[WHAT TO PRODUCE] Repeat the listing in full, exactly as it stands.

[start of RECORDS SHOWN]

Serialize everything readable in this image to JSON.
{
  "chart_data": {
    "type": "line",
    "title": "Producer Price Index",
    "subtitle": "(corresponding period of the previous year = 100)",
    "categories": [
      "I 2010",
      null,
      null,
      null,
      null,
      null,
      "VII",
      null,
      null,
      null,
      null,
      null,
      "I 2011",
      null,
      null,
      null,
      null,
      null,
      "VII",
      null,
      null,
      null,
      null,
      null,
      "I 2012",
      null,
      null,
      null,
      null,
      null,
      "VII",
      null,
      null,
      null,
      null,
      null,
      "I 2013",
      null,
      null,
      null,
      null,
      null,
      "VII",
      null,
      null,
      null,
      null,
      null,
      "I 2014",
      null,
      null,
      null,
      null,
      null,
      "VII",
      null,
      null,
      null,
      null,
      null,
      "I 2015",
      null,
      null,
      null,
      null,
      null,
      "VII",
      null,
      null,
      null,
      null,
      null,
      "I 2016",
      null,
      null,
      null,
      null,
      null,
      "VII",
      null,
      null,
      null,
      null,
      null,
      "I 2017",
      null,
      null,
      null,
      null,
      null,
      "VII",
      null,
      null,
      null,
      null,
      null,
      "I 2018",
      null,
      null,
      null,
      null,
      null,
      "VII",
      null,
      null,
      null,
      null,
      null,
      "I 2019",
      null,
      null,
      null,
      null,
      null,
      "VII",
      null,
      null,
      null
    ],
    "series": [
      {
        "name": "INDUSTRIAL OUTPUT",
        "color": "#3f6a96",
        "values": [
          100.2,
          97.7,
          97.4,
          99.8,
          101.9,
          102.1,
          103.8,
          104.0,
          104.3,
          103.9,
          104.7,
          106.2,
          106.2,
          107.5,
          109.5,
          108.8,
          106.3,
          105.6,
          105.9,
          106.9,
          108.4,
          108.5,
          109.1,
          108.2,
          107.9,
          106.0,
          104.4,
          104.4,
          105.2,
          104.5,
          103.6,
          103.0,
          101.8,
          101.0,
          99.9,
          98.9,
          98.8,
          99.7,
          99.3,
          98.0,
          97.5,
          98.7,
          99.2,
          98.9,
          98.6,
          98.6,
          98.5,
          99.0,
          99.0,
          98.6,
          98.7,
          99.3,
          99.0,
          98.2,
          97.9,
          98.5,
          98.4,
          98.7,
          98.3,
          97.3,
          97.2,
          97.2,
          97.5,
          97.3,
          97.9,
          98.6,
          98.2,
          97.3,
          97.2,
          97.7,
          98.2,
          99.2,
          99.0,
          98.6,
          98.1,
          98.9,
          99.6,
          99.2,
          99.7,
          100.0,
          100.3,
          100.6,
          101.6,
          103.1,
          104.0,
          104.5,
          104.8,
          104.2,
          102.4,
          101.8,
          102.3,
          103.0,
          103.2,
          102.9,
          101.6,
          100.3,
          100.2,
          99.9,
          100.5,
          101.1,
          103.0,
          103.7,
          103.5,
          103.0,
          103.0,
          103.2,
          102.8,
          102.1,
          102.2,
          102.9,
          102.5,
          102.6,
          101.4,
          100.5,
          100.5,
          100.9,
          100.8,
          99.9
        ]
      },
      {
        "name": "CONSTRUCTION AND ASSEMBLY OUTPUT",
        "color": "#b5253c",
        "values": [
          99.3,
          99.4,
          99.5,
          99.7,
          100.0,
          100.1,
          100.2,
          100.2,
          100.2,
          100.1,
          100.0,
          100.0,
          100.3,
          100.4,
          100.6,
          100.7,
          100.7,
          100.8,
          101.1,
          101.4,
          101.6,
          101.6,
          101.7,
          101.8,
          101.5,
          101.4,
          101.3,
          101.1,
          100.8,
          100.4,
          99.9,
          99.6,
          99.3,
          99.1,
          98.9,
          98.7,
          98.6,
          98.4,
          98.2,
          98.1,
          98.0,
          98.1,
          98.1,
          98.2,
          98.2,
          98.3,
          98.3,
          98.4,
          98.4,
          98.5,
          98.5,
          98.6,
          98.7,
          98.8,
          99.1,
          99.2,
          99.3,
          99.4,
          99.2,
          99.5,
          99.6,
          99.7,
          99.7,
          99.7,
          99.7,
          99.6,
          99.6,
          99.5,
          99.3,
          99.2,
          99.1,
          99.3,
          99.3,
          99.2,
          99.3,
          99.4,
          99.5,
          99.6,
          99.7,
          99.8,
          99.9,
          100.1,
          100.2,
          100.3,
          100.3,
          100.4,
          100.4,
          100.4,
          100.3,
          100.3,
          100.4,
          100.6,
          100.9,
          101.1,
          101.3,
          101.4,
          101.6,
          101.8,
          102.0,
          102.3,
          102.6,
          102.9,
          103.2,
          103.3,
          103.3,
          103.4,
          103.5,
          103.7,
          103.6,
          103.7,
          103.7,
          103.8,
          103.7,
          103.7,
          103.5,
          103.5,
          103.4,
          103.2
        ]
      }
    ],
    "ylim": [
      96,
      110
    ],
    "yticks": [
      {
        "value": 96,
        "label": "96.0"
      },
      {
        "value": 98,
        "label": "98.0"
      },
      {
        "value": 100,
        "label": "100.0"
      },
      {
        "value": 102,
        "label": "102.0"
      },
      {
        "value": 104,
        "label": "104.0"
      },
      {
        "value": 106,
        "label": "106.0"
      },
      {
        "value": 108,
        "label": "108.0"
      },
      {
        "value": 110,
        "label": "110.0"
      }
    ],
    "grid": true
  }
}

[end of RECORDS SHOWN]

[FINAL RESULT]
Serialize everything readable in this image to JSON.
{
  "chart_data": {
    "type": "line",
    "title": "Producer Price Index",
    "subtitle": "(corresponding period of the previous year = 100)",
    "categories": [
      "I 2010",
      null,
      null,
      null,
      null,
      null,
      "VII",
      null,
      null,
      null,
      null,
      null,
      "I 2011",
      null,
      null,
      null,
      null,
      null,
      "VII",
      null,
      null,
      null,
      null,
      null,
      "I 2012",
      null,
      null,
      null,
      null,
      null,
      "VII",
      null,
      null,
      null,
      null,
      null,
      "I 2013",
      null,
      null,
      null,
      null,
      null,
      "VII",
      null,
      null,
      null,
      null,
      null,
      "I 2014",
      null,
      null,
      null,
      null,
      null,
      "VII",
      null,
      null,
      null,
      null,
      null,
      "I 2015",
      null,
      null,
      null,
      null,
      null,
      "VII",
      null,
      null,
      null,
      null,
      null,
      "I 2016",
      null,
      null,
      null,
      null,
      null,
      "VII",
      null,
      null,
      null,
      null,
      null,
      "I 2017",
      null,
      null,
      null,
      null,
      null,
      "VII",
      null,
      null,
      null,
      null,
      null,
      "I 2018",
      null,
      null,
      null,
      null,
      null,
      "VII",
      null,
      null,
      null,
      null,
      null,
      "I 2019",
      null,
      null,
      null,
      null,
      null,
      "VII",
      null,
      null,
      null
    ],
    "series": [
      {
        "name": "INDUSTRIAL OUTPUT",
        "color": "#3f6a96",
        "values": [
          100.2,
          97.7,
          97.4,
          99.8,
          101.9,
          102.1,
          103.8,
          104.0,
          104.3,
          103.9,
          104.7,
          106.2,
          106.2,
          107.5,
          109.5,
          108.8,
          106.3,
          105.6,
          105.9,
          106.9,
          108.4,
          108.5,
          109.1,
          108.2,
          107.9,
          106.0,
          104.4,
          104.4,
          105.2,
          104.5,
          103.6,
          103.0,
          101.8,
          101.0,
          99.9,
          98.9,
          98.8,
          99.7,
          99.3,
          98.0,
          97.5,
          98.7,
          99.2,
          98.9,
          98.6,
          98.6,
          98.5,
          99.0,
          99.0,
          98.6,
          98.7,
          99.3,
          99.0,
          98.2,
          97.9,
          98.5,
          98.4,
          98.7,
          98.3,
          97.3,
          97.2,
          97.2,
          97.5,
          97.3,
          97.9,
          98.6,
          98.2,
          97.3,
          97.2,
          97.7,
          98.2,
          99.2,
          99.0,
          98.6,
          98.1,
          98.9,
          99.6,
          99.2,
          99.7,
          100.0,
          100.3,
          100.6,
          101.6,
          103.1,
          104.0,
          104.5,
          104.8,
          104.2,
          102.4,
          101.8,
          102.3,
          103.0,
          103.2,
          102.9,
          101.6,
          100.3,
          100.2,
          99.9,
          100.5,
          101.1,
          103.0,
          103.7,
          103.5,
          103.0,
          103.0,
          103.2,
          102.8,
          102.1,
          102.2,
          102.9,
          102.5,
          102.6,
          101.4,
          100.5,
          100.5,
          100.9,
          100.8,
          99.9
        ]
      },
      {
        "name": "CONSTRUCTION AND ASSEMBLY OUTPUT",
        "color": "#b5253c",
        "values": [
          99.3,
          99.4,
          99.5,
          99.7,
          100.0,
          100.1,
          100.2,
          100.2,
          100.2,
          100.1,
          100.0,
          100.0,
          100.3,
          100.4,
          100.6,
          100.7,
          100.7,
          100.8,
          101.1,
          101.4,
          101.6,
          101.6,
          101.7,
          101.8,
          101.5,
          101.4,
          101.3,
          101.1,
          100.8,
          100.4,
          99.9,
          99.6,
          99.3,
          99.1,
          98.9,
          98.7,
          98.6,
          98.4,
          98.2,
          98.1,
          98.0,
          98.1,
          98.1,
          98.2,
          98.2,
          98.3,
          98.3,
          98.4,
          98.4,
          98.5,
          98.5,
          98.6,
          98.7,
          98.8,
          99.1,
          99.2,
          99.3,
          99.4,
          99.2,
          99.5,
          99.6,
          99.7,
          99.7,
          99.7,
          99.7,
          99.6,
          99.6,
          99.5,
          99.3,
          99.2,
          99.1,
          99.3,
          99.3,
          99.2,
          99.3,
          99.4,
          99.5,
          99.6,
          99.7,
          99.8,
          99.9,
          100.1,
          100.2,
          100.3,
          100.3,
          100.4,
          100.4,
          100.4,
          100.3,
          100.3,
          100.4,
          100.6,
          100.9,
          101.1,
          101.3,
          101.4,
          101.6,
          101.8,
          102.0,
          102.3,
          102.6,
          102.9,
          103.2,
          103.3,
          103.3,
          103.4,
          103.5,
          103.7,
          103.6,
          103.7,
          103.7,
          103.8,
          103.7,
          103.7,
          103.5,
          103.5,
          103.4,
          103.2
        ]
      }
    ],
    "ylim": [
      96,
      110
    ],
    "yticks": [
      {
        "value": 96,
        "label": "96.0"
      },
      {
        "value": 98,
        "label": "98.0"
      },
      {
        "value": 100,
        "label": "100.0"
      },
      {
        "value": 102,
        "label": "102.0"
      },
      {
        "value": 104,
        "label": "104.0"
      },
      {
        "value": 106,
        "label": "106.0"
      },
      {
        "value": 108,
        "label": "108.0"
      },
      {
        "value": 110,
        "label": "110.0"
      }
    ],
    "grid": true
  }
}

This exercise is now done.